Records from a collection of figures ▸
◆ ◆ ◆ ◆ ◆

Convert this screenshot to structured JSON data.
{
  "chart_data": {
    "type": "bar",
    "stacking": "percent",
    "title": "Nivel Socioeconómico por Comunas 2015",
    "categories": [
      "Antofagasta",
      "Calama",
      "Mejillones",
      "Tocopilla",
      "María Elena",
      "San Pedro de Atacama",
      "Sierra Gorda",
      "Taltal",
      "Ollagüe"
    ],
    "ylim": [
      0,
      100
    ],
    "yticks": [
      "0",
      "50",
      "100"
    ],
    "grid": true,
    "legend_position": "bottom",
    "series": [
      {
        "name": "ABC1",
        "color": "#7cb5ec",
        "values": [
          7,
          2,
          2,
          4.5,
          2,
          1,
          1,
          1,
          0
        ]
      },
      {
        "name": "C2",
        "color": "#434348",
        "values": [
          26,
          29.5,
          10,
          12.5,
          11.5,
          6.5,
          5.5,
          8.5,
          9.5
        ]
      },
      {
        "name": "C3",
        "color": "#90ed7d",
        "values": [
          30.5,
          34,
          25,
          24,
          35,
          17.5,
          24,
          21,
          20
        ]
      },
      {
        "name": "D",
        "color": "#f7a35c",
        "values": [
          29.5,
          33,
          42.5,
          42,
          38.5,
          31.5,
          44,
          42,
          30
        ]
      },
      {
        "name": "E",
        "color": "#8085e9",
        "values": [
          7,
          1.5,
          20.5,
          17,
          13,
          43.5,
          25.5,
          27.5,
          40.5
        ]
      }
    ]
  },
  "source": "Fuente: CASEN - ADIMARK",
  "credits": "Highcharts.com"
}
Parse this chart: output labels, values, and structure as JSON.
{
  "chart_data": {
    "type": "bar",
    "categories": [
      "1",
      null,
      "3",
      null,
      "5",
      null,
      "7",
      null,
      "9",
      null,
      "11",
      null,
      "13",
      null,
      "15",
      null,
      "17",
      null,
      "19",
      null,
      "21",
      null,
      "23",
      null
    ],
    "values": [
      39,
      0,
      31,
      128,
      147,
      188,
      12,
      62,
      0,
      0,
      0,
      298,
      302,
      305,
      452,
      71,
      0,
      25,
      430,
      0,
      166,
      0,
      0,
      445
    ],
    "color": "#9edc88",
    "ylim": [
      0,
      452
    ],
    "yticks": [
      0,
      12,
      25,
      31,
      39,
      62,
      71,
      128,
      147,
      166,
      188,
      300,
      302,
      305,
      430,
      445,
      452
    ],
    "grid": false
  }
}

◆ ◆ ◆ ◆ ◆

Job ▸ Copy all the records above precisely.

Task result ▸
Convert this screenshot to structured JSON data.
{
  "chart_data": {
    "type": "bar",
    "stacking": "percent",
    "title": "Nivel Socioeconómico por Comunas 2015",
    "categories": [
      "Antofagasta",
      "Calama",
      "Mejillones",
      "Tocopilla",
      "María Elena",
      "San Pedro de Atacama",
      "Sierra Gorda",
      "Taltal",
      "Ollagüe"
    ],
    "ylim": [
      0,
      100
    ],
    "yticks": [
      "0",
      "50",
      "100"
    ],
    "grid": true,
    "legend_position": "bottom",
    "series": [
      {
        "name": "ABC1",
        "color": "#7cb5ec",
        "values": [
          7,
          2,
          2,
          4.5,
          2,
          1,
          1,
          1,
          0
        ]
      },
      {
        "name": "C2",
        "color": "#434348",
        "values": [
          26,
          29.5,
          10,
          12.5,
          11.5,
          6.5,
          5.5,
          8.5,
          9.5
        ]
      },
      {
        "name": "C3",
        "color": "#90ed7d",
        "values": [
          30.5,
          34,
          25,
          24,
          35,
          17.5,
          24,
          21,
          20
        ]
      },
      {
        "name": "D",
        "color": "#f7a35c",
        "values": [
          29.5,
          33,
          42.5,
          42,
          38.5,
          31.5,
          44,
          42,
          30
        ]
      },
      {
        "name": "E",
        "color": "#8085e9",
        "values": [
          7,
          1.5,
          20.5,
          17,
          13,
          43.5,
          25.5,
          27.5,
          40.5
        ]
      }
    ]
  },
  "source": "Fuente: CASEN - ADIMARK",
  "credits": "Highcharts.com"
}
Parse this chart: output labels, values, and structure as JSON.
{
  "chart_data": {
    "type": "bar",
    "categories": [
      "1",
      null,
      "3",
      null,
      "5",
      null,
      "7",
      null,
      "9",
      null,
      "11",
      null,
      "13",
      null,
      "15",
      null,
      "17",
      null,
      "19",
      null,
      "21",
      null,
      "23",
      null
    ],
    "values": [
      39,
      0,
      31,
      128,
      147,
      188,
      12,
      62,
      0,
      0,
      0,
      298,
      302,
      305,
      452,
      71,
      0,
      25,
      430,
      0,
      166,
      0,
      0,
      445
    ],
    "color": "#9edc88",
    "ylim": [
      0,
      452
    ],
    "yticks": [
      0,
      12,
      25,
      31,
      39,
      62,
      71,
      128,
      147,
      166,
      188,
      300,
      302,
      305,
      430,
      445,
      452
    ],
    "grid": false
  }
}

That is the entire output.